DATA FOR THE TASK –

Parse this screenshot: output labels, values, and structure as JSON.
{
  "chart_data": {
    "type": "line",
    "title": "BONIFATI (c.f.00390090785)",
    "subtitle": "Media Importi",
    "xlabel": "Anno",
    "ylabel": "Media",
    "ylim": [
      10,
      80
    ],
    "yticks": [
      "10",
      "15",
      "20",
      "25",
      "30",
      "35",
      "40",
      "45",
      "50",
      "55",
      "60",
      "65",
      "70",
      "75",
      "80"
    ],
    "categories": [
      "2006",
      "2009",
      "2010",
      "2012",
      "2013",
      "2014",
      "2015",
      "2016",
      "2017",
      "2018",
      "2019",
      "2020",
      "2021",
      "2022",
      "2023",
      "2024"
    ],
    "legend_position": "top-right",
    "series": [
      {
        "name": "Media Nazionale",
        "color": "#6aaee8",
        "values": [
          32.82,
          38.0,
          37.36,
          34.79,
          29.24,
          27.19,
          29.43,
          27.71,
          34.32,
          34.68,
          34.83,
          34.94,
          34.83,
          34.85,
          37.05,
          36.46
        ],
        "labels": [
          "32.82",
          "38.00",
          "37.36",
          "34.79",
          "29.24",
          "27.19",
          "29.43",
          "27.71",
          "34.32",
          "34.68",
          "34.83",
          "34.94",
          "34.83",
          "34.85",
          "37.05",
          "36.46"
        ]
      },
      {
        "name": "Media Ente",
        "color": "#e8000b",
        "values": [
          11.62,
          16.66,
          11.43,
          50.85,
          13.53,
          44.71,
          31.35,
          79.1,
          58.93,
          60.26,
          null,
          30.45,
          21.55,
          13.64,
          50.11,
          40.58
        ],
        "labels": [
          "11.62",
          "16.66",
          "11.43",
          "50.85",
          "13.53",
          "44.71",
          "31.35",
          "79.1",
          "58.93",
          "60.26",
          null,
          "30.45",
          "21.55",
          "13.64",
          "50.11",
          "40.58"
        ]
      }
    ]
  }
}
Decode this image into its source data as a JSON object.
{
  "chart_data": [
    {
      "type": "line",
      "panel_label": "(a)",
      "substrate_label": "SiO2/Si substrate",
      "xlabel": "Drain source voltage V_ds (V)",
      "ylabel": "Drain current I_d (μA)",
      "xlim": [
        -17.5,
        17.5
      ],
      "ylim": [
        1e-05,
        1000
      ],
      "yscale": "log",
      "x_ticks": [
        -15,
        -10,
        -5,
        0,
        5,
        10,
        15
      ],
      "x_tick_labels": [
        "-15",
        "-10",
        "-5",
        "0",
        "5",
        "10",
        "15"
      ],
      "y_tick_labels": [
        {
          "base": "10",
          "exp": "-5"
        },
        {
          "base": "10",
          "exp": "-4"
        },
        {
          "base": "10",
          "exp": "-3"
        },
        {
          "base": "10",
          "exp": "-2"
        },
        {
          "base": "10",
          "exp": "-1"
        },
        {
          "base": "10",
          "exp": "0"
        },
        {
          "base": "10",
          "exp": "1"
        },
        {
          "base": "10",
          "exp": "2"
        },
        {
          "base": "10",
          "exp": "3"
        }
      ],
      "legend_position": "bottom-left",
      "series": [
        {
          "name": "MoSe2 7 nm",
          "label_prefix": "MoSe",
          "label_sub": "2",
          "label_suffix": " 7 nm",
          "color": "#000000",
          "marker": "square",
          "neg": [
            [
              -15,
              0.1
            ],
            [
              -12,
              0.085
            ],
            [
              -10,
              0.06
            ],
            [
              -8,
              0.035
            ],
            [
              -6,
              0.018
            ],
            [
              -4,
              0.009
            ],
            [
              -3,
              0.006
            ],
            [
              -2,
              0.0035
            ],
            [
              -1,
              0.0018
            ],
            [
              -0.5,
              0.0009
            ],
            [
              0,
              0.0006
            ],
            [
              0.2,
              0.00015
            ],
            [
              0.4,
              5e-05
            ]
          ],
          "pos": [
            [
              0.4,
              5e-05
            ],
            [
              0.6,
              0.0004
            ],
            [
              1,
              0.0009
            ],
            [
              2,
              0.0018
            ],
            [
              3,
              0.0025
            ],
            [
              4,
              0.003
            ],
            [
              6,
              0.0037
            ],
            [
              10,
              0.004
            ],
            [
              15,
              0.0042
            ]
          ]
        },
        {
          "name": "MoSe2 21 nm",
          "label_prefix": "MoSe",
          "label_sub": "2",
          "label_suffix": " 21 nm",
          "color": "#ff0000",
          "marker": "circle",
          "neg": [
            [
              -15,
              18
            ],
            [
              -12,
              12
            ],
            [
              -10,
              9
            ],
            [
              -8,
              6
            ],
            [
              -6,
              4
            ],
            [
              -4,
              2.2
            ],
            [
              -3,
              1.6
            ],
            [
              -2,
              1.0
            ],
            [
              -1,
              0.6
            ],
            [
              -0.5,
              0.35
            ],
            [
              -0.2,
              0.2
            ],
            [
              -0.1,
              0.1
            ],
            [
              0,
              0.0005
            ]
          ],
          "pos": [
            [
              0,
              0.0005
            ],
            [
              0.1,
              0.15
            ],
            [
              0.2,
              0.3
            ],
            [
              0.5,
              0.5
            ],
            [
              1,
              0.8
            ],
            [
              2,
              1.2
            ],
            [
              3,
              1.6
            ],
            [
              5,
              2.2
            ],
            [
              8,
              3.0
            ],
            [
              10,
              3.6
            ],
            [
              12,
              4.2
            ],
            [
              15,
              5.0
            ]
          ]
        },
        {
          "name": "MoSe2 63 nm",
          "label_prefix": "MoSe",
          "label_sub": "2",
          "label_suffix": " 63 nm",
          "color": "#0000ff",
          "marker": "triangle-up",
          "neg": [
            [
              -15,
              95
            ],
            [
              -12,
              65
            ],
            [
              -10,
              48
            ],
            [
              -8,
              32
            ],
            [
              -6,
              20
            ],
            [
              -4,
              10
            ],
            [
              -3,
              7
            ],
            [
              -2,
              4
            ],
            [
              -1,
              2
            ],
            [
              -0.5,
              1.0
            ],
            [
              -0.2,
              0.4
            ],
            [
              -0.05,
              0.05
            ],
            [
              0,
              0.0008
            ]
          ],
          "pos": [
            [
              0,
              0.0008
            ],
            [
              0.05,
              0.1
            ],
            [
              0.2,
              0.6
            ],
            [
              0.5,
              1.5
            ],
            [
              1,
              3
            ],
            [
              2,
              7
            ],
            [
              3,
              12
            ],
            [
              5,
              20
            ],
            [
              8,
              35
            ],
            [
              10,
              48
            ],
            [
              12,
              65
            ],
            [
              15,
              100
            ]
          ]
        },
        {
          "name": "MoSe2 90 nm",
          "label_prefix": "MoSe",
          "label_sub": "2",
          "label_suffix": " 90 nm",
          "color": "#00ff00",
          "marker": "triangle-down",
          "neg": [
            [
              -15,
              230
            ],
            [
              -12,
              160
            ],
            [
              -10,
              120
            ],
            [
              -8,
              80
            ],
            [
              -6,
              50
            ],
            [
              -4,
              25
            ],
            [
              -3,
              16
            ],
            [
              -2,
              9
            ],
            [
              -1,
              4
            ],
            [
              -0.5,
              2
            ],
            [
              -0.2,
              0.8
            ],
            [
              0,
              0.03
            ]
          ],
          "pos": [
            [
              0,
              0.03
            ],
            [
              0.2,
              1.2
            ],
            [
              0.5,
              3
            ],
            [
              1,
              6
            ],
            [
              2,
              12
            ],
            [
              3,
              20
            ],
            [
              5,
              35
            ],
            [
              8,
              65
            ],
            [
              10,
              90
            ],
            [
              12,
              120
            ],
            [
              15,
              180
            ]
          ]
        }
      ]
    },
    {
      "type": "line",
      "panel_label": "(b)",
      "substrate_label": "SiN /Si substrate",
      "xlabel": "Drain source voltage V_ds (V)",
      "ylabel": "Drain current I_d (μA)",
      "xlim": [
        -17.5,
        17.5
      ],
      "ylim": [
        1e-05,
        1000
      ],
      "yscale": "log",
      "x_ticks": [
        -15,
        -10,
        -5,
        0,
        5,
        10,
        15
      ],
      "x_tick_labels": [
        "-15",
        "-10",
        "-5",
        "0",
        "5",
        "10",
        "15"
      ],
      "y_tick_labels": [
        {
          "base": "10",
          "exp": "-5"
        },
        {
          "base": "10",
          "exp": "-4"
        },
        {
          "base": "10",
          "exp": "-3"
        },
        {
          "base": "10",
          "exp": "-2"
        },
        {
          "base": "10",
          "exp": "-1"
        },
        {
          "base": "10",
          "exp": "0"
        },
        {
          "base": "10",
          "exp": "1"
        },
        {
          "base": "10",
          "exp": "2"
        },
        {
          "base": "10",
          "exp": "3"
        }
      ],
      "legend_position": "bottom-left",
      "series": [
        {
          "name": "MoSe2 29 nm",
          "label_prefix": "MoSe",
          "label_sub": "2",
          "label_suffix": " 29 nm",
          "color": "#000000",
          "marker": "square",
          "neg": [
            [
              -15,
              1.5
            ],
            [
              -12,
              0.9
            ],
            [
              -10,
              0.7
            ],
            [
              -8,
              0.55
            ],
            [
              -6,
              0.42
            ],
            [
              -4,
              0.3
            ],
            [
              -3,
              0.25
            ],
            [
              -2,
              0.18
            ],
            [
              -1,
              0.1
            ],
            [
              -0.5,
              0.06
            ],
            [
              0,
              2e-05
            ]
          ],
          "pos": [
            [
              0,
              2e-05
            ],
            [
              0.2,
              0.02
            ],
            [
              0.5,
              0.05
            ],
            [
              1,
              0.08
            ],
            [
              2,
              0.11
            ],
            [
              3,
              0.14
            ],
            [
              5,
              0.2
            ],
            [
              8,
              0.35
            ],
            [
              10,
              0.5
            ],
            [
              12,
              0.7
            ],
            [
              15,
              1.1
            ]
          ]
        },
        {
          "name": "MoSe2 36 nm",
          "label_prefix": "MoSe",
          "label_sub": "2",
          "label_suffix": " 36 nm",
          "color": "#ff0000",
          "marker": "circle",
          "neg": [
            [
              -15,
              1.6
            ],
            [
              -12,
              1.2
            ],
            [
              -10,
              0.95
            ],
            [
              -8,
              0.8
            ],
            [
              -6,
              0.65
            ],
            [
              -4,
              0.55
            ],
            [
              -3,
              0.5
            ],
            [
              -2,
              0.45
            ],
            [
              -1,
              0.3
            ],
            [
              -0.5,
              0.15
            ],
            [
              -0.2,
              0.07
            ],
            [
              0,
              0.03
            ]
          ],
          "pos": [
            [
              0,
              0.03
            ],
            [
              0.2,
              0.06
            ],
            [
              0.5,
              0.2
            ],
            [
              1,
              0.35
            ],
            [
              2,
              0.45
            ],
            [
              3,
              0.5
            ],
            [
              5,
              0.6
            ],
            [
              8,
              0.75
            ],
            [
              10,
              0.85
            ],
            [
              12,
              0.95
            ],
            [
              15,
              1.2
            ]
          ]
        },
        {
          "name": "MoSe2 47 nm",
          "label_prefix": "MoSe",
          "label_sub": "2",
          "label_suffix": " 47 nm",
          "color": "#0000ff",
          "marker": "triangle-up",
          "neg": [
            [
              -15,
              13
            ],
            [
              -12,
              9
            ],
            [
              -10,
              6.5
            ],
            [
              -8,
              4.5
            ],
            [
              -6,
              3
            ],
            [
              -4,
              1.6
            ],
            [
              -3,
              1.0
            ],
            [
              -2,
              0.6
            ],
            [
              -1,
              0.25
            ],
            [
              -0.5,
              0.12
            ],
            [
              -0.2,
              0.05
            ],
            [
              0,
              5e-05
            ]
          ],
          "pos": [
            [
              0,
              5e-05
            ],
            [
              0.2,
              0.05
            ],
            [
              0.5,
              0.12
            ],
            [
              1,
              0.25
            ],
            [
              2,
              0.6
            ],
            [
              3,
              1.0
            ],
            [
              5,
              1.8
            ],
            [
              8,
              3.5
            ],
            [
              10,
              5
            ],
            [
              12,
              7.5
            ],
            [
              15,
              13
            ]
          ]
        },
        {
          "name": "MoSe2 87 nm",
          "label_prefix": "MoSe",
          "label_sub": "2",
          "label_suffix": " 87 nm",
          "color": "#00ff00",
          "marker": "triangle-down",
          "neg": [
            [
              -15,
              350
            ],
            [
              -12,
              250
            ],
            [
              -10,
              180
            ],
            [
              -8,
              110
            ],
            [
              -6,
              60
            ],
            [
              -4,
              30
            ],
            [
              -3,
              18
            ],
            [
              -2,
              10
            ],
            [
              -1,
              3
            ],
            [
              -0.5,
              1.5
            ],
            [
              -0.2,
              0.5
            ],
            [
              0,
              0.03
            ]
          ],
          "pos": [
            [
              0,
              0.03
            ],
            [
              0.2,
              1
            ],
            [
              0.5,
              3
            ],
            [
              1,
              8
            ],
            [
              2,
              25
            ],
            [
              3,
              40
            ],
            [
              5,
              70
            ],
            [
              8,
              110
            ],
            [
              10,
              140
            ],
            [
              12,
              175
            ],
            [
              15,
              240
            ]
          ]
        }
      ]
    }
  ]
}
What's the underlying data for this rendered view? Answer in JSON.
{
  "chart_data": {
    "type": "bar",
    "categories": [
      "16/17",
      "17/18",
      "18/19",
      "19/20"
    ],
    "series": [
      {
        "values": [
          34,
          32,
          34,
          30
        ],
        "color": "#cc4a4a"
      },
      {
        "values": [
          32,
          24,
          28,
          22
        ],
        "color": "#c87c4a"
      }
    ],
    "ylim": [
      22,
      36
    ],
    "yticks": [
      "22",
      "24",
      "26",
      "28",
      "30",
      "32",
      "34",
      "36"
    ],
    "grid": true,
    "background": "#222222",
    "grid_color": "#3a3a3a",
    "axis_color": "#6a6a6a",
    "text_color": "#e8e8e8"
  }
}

INSTRUCTIONS TO FOLLOW – Above are the records. Copy every line in them holding "Media".

THE REPLY –
    "subtitle": "Media Importi",
    "ylabel": "Media",
        "name": "Media Nazionale",
        "name": "Media Ente",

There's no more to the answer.